> [Problem to work on] Update the entries below by replacing every occurrence of "View Details" with "See Details". Reproduce all the lines with everything else left unchanged.

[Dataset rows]
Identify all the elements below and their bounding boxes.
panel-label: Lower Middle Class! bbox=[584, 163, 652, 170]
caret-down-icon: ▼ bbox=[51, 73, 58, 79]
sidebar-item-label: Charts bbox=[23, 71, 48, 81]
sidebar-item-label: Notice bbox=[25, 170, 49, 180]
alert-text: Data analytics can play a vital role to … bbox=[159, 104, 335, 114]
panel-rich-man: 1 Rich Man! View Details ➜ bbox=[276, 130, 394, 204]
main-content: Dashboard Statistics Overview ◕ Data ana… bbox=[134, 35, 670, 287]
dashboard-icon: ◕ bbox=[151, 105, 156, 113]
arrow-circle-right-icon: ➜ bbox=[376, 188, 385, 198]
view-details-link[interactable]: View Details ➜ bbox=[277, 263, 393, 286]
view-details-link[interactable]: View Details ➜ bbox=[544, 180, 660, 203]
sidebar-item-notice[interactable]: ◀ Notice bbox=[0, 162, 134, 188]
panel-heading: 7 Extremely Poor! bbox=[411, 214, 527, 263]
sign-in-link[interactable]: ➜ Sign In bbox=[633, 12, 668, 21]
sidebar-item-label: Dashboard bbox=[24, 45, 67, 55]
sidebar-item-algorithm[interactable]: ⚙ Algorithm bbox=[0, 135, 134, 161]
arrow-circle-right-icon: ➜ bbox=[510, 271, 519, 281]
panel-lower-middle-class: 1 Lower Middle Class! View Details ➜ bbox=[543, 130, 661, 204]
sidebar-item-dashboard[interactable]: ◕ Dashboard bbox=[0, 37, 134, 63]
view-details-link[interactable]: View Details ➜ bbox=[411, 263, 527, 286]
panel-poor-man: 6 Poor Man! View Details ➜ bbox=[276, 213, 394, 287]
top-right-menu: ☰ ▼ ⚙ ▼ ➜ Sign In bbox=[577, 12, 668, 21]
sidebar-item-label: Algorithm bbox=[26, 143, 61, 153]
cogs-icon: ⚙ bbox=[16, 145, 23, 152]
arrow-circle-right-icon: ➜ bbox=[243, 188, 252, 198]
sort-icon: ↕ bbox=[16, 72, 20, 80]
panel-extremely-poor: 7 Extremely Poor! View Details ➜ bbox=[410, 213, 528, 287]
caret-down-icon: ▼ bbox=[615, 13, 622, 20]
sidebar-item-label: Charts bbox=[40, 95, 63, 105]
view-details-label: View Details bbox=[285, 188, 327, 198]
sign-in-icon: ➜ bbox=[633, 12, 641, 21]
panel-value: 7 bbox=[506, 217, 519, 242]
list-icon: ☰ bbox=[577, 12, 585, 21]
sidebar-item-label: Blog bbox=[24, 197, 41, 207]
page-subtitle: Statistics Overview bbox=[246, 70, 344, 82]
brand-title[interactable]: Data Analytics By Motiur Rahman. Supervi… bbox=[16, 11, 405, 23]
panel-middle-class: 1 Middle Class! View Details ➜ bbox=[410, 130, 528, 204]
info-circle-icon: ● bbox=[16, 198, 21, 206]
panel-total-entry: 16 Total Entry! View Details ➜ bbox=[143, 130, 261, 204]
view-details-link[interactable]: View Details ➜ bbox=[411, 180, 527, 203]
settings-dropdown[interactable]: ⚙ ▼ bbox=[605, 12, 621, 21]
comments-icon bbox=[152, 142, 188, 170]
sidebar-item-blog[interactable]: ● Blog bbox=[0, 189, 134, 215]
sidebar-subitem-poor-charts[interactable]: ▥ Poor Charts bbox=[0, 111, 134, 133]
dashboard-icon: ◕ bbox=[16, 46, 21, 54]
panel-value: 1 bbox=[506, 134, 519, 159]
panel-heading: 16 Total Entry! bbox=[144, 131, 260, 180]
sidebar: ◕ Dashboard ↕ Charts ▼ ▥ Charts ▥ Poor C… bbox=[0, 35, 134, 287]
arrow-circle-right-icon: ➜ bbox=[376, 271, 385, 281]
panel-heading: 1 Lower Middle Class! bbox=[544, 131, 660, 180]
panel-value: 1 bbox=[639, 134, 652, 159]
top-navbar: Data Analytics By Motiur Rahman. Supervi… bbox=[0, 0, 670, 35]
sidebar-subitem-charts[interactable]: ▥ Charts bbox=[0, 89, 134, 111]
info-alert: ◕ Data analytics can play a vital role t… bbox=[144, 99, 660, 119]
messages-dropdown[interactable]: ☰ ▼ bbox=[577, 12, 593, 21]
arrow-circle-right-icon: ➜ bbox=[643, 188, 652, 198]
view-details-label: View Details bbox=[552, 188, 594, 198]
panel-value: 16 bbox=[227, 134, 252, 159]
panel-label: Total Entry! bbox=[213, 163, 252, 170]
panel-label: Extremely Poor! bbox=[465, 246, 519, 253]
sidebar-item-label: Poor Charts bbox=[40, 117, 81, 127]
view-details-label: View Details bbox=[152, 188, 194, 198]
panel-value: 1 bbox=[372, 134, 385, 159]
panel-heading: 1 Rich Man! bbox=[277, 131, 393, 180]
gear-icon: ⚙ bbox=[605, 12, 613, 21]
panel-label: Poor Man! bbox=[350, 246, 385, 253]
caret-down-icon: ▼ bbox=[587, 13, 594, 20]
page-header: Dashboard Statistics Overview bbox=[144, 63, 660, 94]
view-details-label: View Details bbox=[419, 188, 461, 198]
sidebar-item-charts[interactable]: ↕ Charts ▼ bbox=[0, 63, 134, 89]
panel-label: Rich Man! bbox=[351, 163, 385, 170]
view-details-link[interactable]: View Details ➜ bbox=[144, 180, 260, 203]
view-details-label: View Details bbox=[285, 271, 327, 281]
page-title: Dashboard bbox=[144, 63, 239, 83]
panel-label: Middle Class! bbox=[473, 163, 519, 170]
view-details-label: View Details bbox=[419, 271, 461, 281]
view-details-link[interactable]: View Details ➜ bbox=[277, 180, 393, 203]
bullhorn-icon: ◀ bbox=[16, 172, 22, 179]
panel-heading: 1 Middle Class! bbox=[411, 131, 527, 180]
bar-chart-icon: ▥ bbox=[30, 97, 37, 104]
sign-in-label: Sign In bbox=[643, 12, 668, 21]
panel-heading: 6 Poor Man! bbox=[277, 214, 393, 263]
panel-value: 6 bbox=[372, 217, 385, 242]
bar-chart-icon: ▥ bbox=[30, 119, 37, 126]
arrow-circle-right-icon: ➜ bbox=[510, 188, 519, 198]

> [Correct answer]
Identify all the elements below and their bounding boxes.
panel-label: Lower Middle Class! bbox=[584, 163, 652, 170]
caret-down-icon: ▼ bbox=[51, 73, 58, 79]
sidebar-item-label: Charts bbox=[23, 71, 48, 81]
sidebar-item-label: Notice bbox=[25, 170, 49, 180]
alert-text: Data analytics can play a vital role to … bbox=[159, 104, 335, 114]
panel-rich-man: 1 Rich Man! See Details ➜ bbox=[276, 130, 394, 204]
main-content: Dashboard Statistics Overview ◕ Data ana… bbox=[134, 35, 670, 287]
dashboard-icon: ◕ bbox=[151, 105, 156, 113]
arrow-circle-right-icon: ➜ bbox=[376, 188, 385, 198]
view-details-link[interactable]: See Details ➜ bbox=[277, 263, 393, 286]
view-details-link[interactable]: See Details ➜ bbox=[544, 180, 660, 203]
sidebar-item-notice[interactable]: ◀ Notice bbox=[0, 162, 134, 188]
panel-heading: 7 Extremely Poor! bbox=[411, 214, 527, 263]
sign-in-link[interactable]: ➜ Sign In bbox=[633, 12, 668, 21]
sidebar-item-label: Dashboard bbox=[24, 45, 67, 55]
sidebar-item-algorithm[interactable]: ⚙ Algorithm bbox=[0, 135, 134, 161]
arrow-circle-right-icon: ➜ bbox=[510, 271, 519, 281]
panel-lower-middle-class: 1 Lower Middle Class! See Details ➜ bbox=[543, 130, 661, 204]
sidebar-item-dashboard[interactable]: ◕ Dashboard bbox=[0, 37, 134, 63]
view-details-link[interactable]: See Details ➜ bbox=[411, 263, 527, 286]
panel-poor-man: 6 Poor Man! See Details ➜ bbox=[276, 213, 394, 287]
top-right-menu: ☰ ▼ ⚙ ▼ ➜ Sign In bbox=[577, 12, 668, 21]
sidebar-item-label: Algorithm bbox=[26, 143, 61, 153]
cogs-icon: ⚙ bbox=[16, 145, 23, 152]
arrow-circle-right-icon: ➜ bbox=[243, 188, 252, 198]
sort-icon: ↕ bbox=[16, 72, 20, 80]
panel-extremely-poor: 7 Extremely Poor! See Details ➜ bbox=[410, 213, 528, 287]
caret-down-icon: ▼ bbox=[615, 13, 622, 20]
sidebar-item-label: Charts bbox=[40, 95, 63, 105]
view-details-label: See Details bbox=[285, 188, 327, 198]
sign-in-icon: ➜ bbox=[633, 12, 641, 21]
panel-value: 7 bbox=[506, 217, 519, 242]
list-icon: ☰ bbox=[577, 12, 585, 21]
sidebar-item-label: Blog bbox=[24, 197, 41, 207]
page-subtitle: Statistics Overview bbox=[246, 70, 344, 82]
brand-title[interactable]: Data Analytics By Motiur Rahman. Supervi… bbox=[16, 11, 405, 23]
panel-middle-class: 1 Middle Class! See Details ➜ bbox=[410, 130, 528, 204]
info-circle-icon: ● bbox=[16, 198, 21, 206]
panel-total-entry: 16 Total Entry! See Details ➜ bbox=[143, 130, 261, 204]
view-details-link[interactable]: See Details ➜ bbox=[411, 180, 527, 203]
settings-dropdown[interactable]: ⚙ ▼ bbox=[605, 12, 621, 21]
comments-icon bbox=[152, 142, 188, 170]
sidebar-item-blog[interactable]: ● Blog bbox=[0, 189, 134, 215]
sidebar-subitem-poor-charts[interactable]: ▥ Poor Charts bbox=[0, 111, 134, 133]
dashboard-icon: ◕ bbox=[16, 46, 21, 54]
panel-value: 1 bbox=[506, 134, 519, 159]
panel-heading: 16 Total Entry! bbox=[144, 131, 260, 180]
sidebar: ◕ Dashboard ↕ Charts ▼ ▥ Charts ▥ Poor C… bbox=[0, 35, 134, 287]
arrow-circle-right-icon: ➜ bbox=[376, 271, 385, 281]
panel-heading: 1 Lower Middle Class! bbox=[544, 131, 660, 180]
panel-value: 1 bbox=[639, 134, 652, 159]
top-navbar: Data Analytics By Motiur Rahman. Supervi… bbox=[0, 0, 670, 35]
sidebar-subitem-charts[interactable]: ▥ Charts bbox=[0, 89, 134, 111]
info-alert: ◕ Data analytics can play a vital role t… bbox=[144, 99, 660, 119]
messages-dropdown[interactable]: ☰ ▼ bbox=[577, 12, 593, 21]
arrow-circle-right-icon: ➜ bbox=[643, 188, 652, 198]
view-details-label: See Details bbox=[552, 188, 594, 198]
panel-value: 16 bbox=[227, 134, 252, 159]
panel-label: Total Entry! bbox=[213, 163, 252, 170]
panel-label: Extremely Poor! bbox=[465, 246, 519, 253]
sidebar-item-label: Poor Charts bbox=[40, 117, 81, 127]
view-details-label: See Details bbox=[152, 188, 194, 198]
panel-value: 1 bbox=[372, 134, 385, 159]
panel-heading: 1 Rich Man! bbox=[277, 131, 393, 180]
gear-icon: ⚙ bbox=[605, 12, 613, 21]
panel-label: Poor Man! bbox=[350, 246, 385, 253]
caret-down-icon: ▼ bbox=[587, 13, 594, 20]
page-header: Dashboard Statistics Overview bbox=[144, 63, 660, 94]
view-details-label: See Details bbox=[419, 188, 461, 198]
sidebar-item-charts[interactable]: ↕ Charts ▼ bbox=[0, 63, 134, 89]
panel-label: Rich Man! bbox=[351, 163, 385, 170]
view-details-link[interactable]: See Details ➜ bbox=[144, 180, 260, 203]
view-details-label: See Details bbox=[285, 271, 327, 281]
page-title: Dashboard bbox=[144, 63, 239, 83]
panel-label: Middle Class! bbox=[473, 163, 519, 170]
view-details-label: See Details bbox=[419, 271, 461, 281]
view-details-link[interactable]: See Details ➜ bbox=[277, 180, 393, 203]
bullhorn-icon: ◀ bbox=[16, 172, 22, 179]
panel-heading: 1 Middle Class! bbox=[411, 131, 527, 180]
bar-chart-icon: ▥ bbox=[30, 97, 37, 104]
sign-in-label: Sign In bbox=[643, 12, 668, 21]
panel-heading: 6 Poor Man! bbox=[277, 214, 393, 263]
panel-value: 6 bbox=[372, 217, 385, 242]
bar-chart-icon: ▥ bbox=[30, 119, 37, 126]
arrow-circle-right-icon: ➜ bbox=[510, 188, 519, 198]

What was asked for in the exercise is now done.